_WHAT THE EXERCISE ASKS_: Filter the entries that follow, copying every line in which the word "Single" appears.

(Records contained in a dataset)
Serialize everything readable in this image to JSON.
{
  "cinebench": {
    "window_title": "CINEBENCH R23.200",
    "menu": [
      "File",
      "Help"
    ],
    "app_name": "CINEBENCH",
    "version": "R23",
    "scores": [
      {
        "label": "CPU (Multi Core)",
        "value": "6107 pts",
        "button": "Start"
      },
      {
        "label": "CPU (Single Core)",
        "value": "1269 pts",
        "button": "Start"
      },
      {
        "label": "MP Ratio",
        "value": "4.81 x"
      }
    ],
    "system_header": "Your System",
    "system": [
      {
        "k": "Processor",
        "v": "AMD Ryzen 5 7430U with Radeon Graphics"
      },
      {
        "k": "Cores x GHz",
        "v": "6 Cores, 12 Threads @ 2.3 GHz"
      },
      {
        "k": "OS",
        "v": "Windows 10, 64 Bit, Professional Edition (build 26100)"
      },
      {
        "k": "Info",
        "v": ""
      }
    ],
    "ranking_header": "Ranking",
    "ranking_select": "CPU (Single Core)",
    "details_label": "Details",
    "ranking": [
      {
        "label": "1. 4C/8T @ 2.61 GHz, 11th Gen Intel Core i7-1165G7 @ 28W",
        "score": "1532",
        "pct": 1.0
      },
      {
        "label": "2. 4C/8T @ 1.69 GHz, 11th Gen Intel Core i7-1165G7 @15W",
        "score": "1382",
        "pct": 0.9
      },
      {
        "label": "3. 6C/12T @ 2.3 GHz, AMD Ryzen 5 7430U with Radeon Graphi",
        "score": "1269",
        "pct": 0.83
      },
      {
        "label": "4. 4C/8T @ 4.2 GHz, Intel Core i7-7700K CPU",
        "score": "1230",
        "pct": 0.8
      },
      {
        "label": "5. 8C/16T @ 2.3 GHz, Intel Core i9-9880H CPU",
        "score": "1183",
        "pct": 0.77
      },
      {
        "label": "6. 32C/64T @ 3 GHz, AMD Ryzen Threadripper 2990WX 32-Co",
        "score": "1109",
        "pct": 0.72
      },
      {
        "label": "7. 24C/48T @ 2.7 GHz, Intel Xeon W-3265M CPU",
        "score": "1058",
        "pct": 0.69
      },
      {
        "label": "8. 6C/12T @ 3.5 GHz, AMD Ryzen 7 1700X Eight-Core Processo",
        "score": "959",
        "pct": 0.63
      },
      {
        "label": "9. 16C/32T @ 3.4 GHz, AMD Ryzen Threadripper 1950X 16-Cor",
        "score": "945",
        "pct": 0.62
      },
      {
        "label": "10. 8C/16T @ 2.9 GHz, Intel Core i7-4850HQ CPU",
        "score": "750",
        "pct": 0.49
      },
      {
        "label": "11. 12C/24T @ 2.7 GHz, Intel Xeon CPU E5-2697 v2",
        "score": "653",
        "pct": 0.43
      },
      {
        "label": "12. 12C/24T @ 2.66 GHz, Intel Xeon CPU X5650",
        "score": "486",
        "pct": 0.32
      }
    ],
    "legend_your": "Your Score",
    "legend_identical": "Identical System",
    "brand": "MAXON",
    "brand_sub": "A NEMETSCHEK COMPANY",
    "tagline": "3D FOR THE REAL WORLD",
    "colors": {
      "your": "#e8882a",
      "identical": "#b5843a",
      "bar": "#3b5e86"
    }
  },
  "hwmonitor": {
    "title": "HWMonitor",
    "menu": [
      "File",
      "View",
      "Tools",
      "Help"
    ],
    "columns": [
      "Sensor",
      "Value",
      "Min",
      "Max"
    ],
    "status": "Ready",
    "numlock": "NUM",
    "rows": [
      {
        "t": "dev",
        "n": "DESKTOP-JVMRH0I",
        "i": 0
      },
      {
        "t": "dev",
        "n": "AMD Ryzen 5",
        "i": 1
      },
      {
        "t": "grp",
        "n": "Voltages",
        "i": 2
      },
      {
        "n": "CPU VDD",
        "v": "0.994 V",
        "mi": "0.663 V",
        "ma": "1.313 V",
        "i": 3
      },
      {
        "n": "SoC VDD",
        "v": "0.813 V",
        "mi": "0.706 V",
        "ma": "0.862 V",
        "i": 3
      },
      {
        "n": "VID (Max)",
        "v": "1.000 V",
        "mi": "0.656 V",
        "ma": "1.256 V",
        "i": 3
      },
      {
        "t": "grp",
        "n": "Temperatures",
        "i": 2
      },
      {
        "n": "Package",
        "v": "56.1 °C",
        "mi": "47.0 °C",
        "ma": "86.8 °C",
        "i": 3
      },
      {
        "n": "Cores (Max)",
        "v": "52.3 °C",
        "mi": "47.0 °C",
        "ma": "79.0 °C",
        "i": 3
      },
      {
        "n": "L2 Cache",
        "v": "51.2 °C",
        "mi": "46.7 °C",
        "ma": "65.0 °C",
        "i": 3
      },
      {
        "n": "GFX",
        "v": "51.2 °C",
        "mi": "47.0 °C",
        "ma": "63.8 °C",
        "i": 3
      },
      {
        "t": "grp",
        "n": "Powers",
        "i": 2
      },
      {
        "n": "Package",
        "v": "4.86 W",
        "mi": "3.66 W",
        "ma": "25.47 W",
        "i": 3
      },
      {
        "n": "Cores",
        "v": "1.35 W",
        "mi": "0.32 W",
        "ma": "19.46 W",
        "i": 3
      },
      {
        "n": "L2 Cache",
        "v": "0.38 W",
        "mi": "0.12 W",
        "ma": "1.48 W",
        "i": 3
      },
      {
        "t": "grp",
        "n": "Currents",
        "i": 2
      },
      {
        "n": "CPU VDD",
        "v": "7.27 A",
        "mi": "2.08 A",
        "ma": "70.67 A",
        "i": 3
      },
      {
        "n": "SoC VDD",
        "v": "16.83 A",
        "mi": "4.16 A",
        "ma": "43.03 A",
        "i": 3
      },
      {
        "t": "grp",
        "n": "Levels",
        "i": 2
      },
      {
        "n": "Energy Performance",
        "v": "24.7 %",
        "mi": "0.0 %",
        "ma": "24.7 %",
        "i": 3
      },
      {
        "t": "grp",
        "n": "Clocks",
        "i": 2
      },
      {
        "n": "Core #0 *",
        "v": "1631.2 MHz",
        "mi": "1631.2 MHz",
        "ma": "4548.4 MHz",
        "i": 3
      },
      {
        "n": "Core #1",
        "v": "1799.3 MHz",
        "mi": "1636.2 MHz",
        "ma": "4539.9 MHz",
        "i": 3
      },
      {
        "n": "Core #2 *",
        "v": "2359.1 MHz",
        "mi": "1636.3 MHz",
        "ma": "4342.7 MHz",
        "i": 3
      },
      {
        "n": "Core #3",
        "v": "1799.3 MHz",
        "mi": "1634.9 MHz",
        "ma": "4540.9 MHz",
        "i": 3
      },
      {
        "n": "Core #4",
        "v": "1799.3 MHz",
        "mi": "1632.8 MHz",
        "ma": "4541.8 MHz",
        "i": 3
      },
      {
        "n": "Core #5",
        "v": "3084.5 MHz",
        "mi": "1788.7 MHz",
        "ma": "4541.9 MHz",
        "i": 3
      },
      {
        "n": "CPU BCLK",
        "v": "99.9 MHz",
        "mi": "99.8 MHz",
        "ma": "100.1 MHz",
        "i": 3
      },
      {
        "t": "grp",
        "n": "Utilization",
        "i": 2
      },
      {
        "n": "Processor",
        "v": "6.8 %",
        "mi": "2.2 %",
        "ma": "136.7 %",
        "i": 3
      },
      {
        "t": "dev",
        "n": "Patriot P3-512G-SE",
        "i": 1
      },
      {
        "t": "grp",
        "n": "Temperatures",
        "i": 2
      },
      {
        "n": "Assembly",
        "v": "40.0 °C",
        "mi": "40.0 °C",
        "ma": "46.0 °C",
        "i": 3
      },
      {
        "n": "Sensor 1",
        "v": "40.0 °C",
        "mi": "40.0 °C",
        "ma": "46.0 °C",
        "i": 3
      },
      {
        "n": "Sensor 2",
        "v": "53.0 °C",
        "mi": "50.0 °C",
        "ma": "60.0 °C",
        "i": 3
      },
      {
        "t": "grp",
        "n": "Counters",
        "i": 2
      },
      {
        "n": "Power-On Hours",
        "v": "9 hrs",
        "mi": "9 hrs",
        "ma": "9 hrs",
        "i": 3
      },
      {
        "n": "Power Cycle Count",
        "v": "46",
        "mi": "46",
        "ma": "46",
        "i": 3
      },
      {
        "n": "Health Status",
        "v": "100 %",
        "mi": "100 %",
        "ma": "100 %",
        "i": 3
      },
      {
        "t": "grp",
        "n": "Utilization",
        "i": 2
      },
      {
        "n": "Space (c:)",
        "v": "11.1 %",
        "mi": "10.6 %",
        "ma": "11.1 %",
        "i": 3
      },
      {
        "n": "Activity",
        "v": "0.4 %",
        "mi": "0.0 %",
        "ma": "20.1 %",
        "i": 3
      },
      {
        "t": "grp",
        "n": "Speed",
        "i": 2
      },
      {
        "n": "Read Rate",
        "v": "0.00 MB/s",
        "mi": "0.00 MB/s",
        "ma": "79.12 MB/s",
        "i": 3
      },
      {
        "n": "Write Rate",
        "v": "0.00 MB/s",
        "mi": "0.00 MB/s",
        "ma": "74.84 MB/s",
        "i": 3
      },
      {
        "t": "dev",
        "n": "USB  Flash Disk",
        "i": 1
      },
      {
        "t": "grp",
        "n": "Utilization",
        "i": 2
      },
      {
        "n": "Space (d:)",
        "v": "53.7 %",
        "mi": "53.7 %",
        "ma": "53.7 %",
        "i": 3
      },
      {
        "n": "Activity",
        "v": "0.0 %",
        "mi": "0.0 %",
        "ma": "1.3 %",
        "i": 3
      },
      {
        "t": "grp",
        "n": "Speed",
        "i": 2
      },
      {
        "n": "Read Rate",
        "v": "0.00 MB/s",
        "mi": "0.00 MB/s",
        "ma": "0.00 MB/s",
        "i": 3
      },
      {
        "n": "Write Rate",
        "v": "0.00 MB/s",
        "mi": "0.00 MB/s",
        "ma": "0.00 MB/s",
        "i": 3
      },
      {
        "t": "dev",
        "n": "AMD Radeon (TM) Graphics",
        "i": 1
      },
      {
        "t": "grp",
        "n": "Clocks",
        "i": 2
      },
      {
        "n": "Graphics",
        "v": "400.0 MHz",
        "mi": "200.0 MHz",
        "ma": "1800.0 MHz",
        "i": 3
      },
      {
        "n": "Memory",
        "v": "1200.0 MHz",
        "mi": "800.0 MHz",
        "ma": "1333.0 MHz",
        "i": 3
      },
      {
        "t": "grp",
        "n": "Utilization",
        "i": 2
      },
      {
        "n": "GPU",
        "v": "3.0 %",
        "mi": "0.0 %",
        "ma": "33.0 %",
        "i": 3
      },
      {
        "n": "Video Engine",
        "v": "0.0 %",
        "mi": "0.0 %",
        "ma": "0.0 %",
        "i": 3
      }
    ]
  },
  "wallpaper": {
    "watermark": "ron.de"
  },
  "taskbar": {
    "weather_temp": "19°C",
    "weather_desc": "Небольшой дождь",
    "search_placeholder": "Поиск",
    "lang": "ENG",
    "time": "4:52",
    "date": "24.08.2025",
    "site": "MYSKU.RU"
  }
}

_COMPLETED EXERCISE_:
        "label": "CPU (Single Core)",
    "ranking_select": "CPU (Single Core)",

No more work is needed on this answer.